• [GIVEN INFORMATION]
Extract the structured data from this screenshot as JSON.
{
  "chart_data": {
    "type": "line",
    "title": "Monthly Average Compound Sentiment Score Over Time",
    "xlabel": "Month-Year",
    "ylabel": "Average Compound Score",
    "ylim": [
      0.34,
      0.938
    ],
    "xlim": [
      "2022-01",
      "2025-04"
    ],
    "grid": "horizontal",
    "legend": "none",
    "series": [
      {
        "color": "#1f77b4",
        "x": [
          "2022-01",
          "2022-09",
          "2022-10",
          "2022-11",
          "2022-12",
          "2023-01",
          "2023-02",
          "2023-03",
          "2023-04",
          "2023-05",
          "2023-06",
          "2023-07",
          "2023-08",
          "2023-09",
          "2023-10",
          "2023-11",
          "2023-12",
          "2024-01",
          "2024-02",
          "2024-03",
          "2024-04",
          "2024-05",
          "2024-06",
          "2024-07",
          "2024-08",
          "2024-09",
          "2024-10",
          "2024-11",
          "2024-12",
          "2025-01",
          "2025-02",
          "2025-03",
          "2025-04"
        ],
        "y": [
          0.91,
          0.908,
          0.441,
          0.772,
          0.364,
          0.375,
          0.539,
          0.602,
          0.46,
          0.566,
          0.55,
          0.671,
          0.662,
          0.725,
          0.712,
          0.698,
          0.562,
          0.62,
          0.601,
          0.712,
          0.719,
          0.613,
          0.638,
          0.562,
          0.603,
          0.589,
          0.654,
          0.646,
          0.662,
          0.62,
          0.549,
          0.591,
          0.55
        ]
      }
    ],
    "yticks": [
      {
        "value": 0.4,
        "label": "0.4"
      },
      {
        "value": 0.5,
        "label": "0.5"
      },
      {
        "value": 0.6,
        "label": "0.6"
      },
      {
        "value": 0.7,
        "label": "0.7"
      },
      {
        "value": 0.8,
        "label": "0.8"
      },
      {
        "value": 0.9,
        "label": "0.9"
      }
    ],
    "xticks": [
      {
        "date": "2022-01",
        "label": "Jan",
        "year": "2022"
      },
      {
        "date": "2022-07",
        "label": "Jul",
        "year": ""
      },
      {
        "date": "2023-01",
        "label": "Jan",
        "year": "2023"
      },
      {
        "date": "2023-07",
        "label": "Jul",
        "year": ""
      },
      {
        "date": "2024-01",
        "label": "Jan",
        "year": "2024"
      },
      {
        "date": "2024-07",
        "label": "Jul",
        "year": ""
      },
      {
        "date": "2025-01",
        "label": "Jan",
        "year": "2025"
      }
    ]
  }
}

• [TASK DIRECTIONS] Using the listing, collect all lines in which the string "Compound" is found.

• [COMPLETE RESPONSE]
    "title": "Monthly Average Compound Sentiment Score Over Time",
    "ylabel": "Average Compound Score",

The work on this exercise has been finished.